Sobre su potencial como objeto cultural hay que destacar como hecho innovador que no son únicamente un medio de representación, sino que como veremos a continuación son capaces de generar dentro de sus espacios digitales eventos que se materializan en el exterior.
Una de las hipótesis más interesantes sobre esto último es la que proponen Muriel y Crawford en Video games as culture: considering the role and importance of Video Games in contemporary society que nos hablan de una “video-ludificación” de las sociedades actuales. Parten de la premisa del videojuego como el producto cultural clave del neoliberalismo, moldeado ideológicamente por este último desde su nacimiento, para explicar que la lógica y mecánicas del videojuego habrían trascendido al medio para moldear el resto de aspecto de nuestras vidas. Ya sea el diseño de las redes sociales, los intentos de “gamificar” la educación o el trabajo (meter conceptos de los videojuegos para rediseñar la actividad en sí) llegarían a cada institución y lugar de nuestro sistema. Incluso la guerra habría cambiado como resultado de este proceso. Al igual que hacía Scott Pilgrim estaríamos procesando la realidad como si fuese un videojuego, la única diferencia es que este último al ser un personaje ficticio al menos tenía poderes, nosotros solo nos estaríamos comiendo una capa más sofisticada de alienación.
La segunda definición que me gustaría citar para comenzar a pensar el aspecto político del videojuego es la del investigador Alberto Venegas [7]:
“Una creación digital donde intervienen uno o más usuarios, quienes a través del control de uno o más actores virtuales participan de una narrativa a través del juego y ven limitadas sus decisiones y acciones dentro del mundo virtual por unas reglas determinadas.” [8]
Esta sencilla definición nos da tres elementos clave para entender cómo funcionan los videojuegos y como podría funcionar su uso político. Sería una mezcla de narrativa (que mensaje nos quiere contar el juego), las normas que rigen el juego y lo que Venegas llama posteriormente “playfulness” que vendría ser la libertad del jugador dentro del juego para jugarlo como le apetezca.
La narrativa es quizás lo más evidente, quien diseña el videojuego quiere contarnos una historia al igual que quien pinta un cuadro o hace una película. Y como hacemos con otros productos culturales deberíamos entender que lo que nos narra tiene consciente o inconscientemente una serie de valores de fondo que son el motor de la narrativa. Además, hay que tener en cuenta que como ocurre con otros tipos de textos, existen diferentes interpretaciones de dicha narrativa pueden ser contradictorias entre sí y alejarse de la supuesta intención original del autor.

(Listados de regiones y etiquetas):

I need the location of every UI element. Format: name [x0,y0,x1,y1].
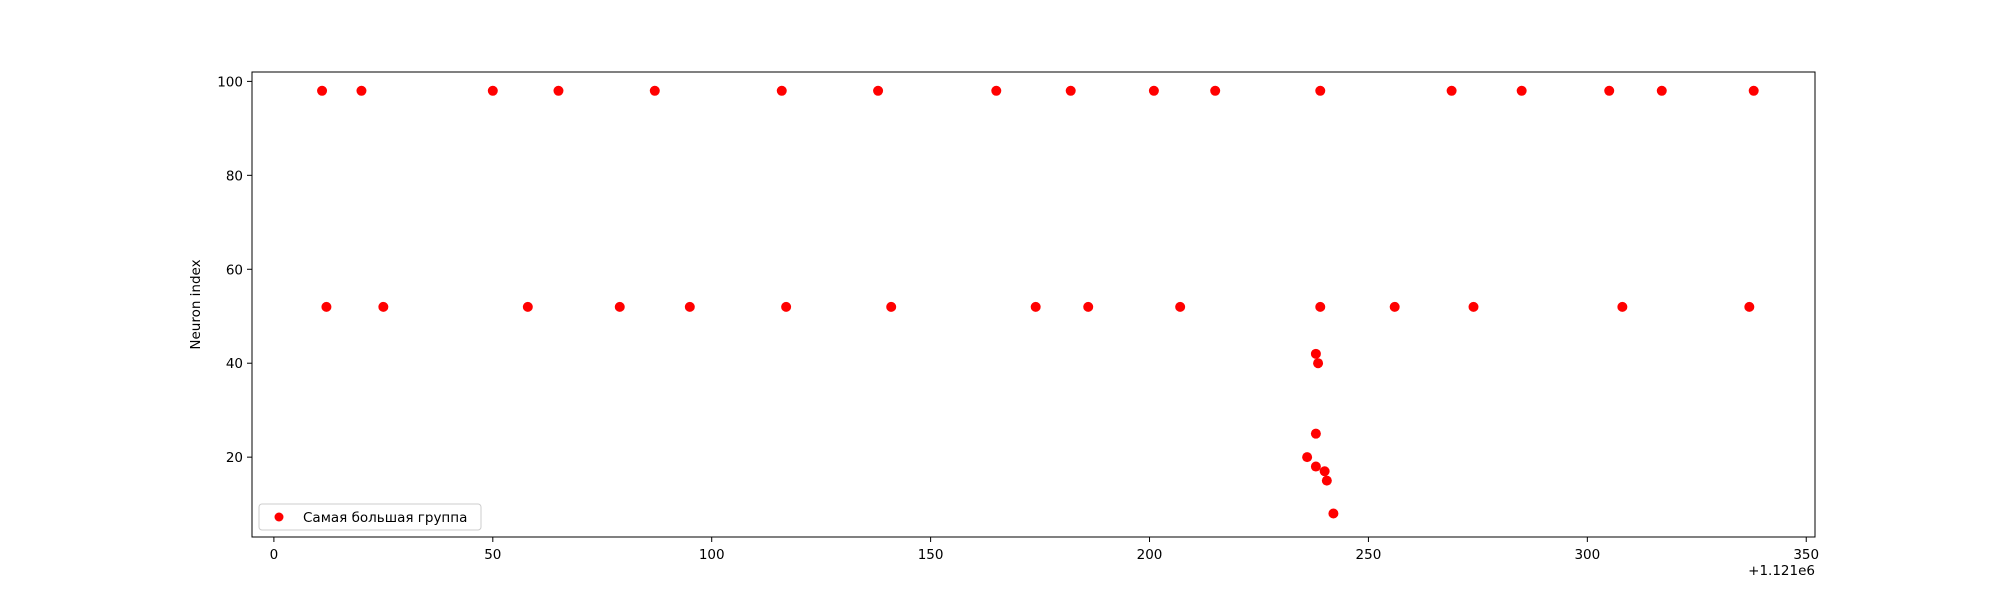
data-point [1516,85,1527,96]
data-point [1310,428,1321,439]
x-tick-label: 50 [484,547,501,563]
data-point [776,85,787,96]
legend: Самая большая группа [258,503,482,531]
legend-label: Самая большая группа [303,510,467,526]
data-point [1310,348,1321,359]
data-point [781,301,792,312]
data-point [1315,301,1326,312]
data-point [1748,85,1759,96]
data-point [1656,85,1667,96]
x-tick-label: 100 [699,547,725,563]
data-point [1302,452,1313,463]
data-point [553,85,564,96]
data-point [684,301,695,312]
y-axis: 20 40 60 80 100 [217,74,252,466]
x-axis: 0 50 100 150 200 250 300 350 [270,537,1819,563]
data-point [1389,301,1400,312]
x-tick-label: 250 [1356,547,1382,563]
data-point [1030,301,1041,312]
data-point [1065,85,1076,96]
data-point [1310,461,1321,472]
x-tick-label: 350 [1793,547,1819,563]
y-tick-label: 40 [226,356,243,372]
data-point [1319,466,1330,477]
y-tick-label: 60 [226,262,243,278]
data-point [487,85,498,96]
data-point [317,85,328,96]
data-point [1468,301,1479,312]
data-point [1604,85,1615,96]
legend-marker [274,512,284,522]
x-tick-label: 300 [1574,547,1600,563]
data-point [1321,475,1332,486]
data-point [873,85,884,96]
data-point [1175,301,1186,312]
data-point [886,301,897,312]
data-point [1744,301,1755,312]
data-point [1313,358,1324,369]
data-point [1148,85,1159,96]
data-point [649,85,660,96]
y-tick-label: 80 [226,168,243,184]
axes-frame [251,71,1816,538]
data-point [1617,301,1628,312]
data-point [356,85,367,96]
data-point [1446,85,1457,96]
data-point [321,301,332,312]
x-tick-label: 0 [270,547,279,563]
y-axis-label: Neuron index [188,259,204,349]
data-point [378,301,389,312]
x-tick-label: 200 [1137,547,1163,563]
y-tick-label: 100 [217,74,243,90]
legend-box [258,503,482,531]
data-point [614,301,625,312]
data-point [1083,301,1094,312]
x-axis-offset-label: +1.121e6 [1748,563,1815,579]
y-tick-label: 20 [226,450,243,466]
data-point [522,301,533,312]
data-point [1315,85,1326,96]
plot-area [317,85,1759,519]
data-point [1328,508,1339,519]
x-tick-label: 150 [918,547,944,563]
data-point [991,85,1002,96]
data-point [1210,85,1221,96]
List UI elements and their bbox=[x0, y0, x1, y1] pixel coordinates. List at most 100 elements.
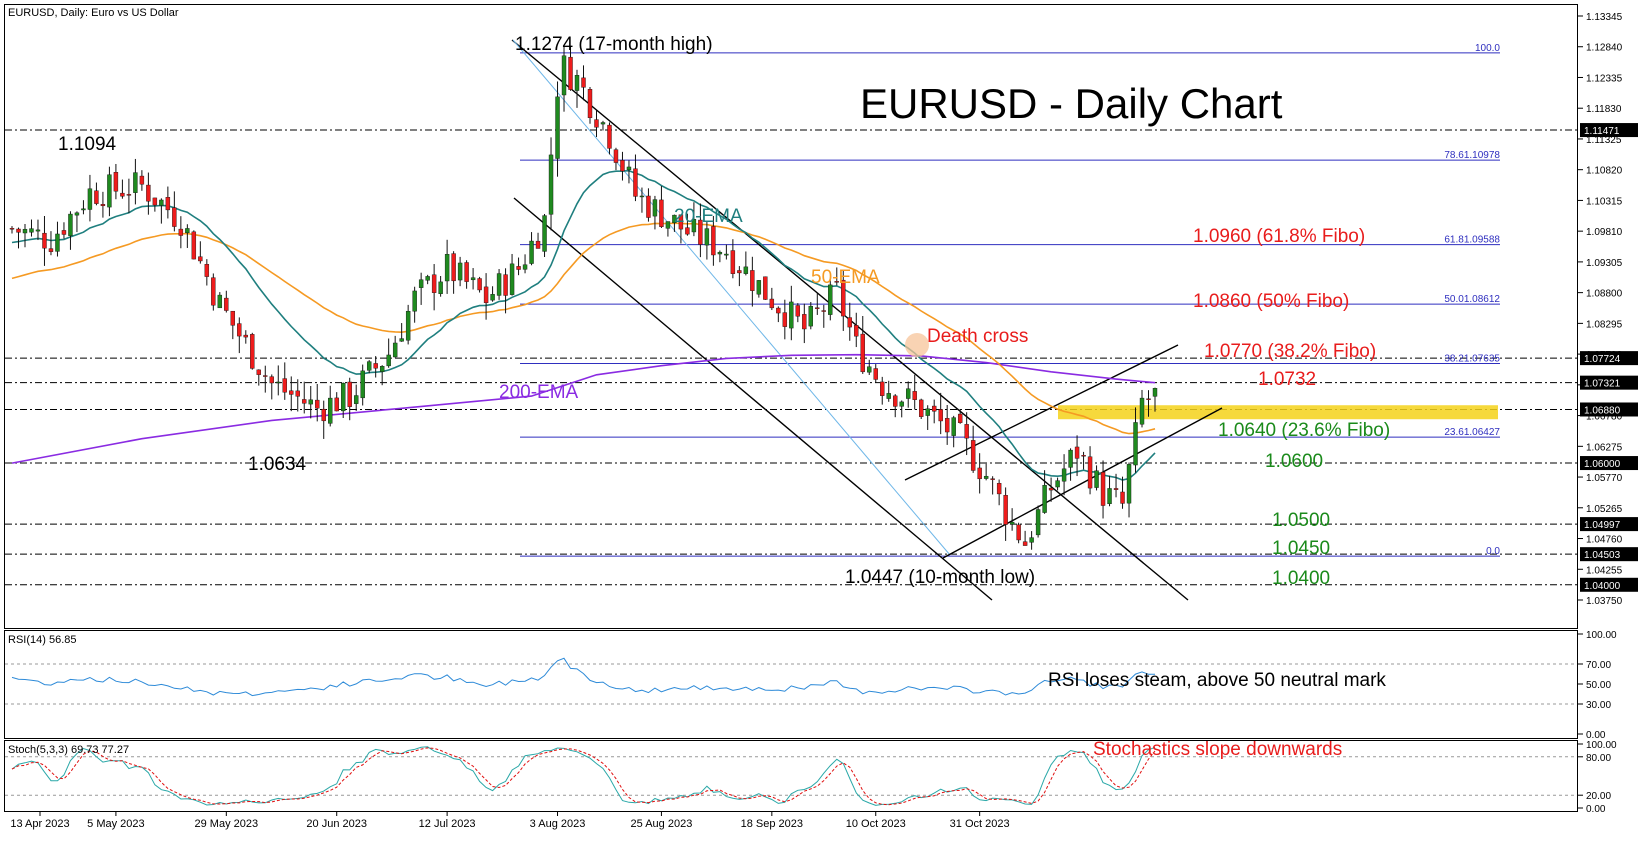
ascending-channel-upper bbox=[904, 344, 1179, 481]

(Tarea asignada 1):
Explique por qué, según el texto proporcionado, la definición de videojuego de Alberto Venegas resulta útil para pensar su aspecto político.
(Tarea asignada 2):
Reproduzca fielmente las líneas de los registros, comenzando en la que contiene "data-point [1516,85,1527,96]" y terminando en la que contiene "y-axis-label: Neuron index [188,259,204,349]", ambas incluidas.

(Resultado 1):
Porque esta sencilla definición aporta tres elementos clave para entender cómo funcionan los videojuegos y cómo podría funcionar su uso político. Esos elementos son la narrativa (el mensaje que el juego quiere contar) y las normas que rigen el juego. El tercero es lo que Venegas llama «playfulness», es decir, la libertad del jugador para jugarlo como le apetezca.

(Resultado 2):
data-point [1516,85,1527,96]
data-point [1310,428,1321,439]
x-tick-label: 50 [484,547,501,563]
data-point [776,85,787,96]
legend: Самая большая группа [258,503,482,531]
legend-label: Самая большая группа [303,510,467,526]
data-point [1310,348,1321,359]
data-point [781,301,792,312]
data-point [1315,301,1326,312]
data-point [1748,85,1759,96]
data-point [1656,85,1667,96]
x-tick-label: 100 [699,547,725,563]
data-point [1302,452,1313,463]
data-point [553,85,564,96]
data-point [684,301,695,312]
y-axis: 20 40 60 80 100 [217,74,252,466]
x-axis: 0 50 100 150 200 250 300 350 [270,537,1819,563]
data-point [1389,301,1400,312]
x-tick-label: 250 [1356,547,1382,563]
data-point [1030,301,1041,312]
data-point [1065,85,1076,96]
data-point [1310,461,1321,472]
x-tick-label: 350 [1793,547,1819,563]
y-tick-label: 40 [226,356,243,372]
data-point [1319,466,1330,477]
y-tick-label: 60 [226,262,243,278]
data-point [487,85,498,96]
data-point [317,85,328,96]
data-point [1468,301,1479,312]
data-point [1604,85,1615,96]
legend-marker [274,512,284,522]
x-tick-label: 300 [1574,547,1600,563]
data-point [1321,475,1332,486]
data-point [873,85,884,96]
data-point [1175,301,1186,312]
data-point [886,301,897,312]
data-point [1744,301,1755,312]
data-point [1313,358,1324,369]
data-point [1148,85,1159,96]
data-point [649,85,660,96]
y-tick-label: 80 [226,168,243,184]
axes-frame [251,71,1816,538]
data-point [1617,301,1628,312]
data-point [356,85,367,96]
data-point [1446,85,1457,96]
data-point [321,301,332,312]
x-tick-label: 0 [270,547,279,563]
y-axis-label: Neuron index [188,259,204,349]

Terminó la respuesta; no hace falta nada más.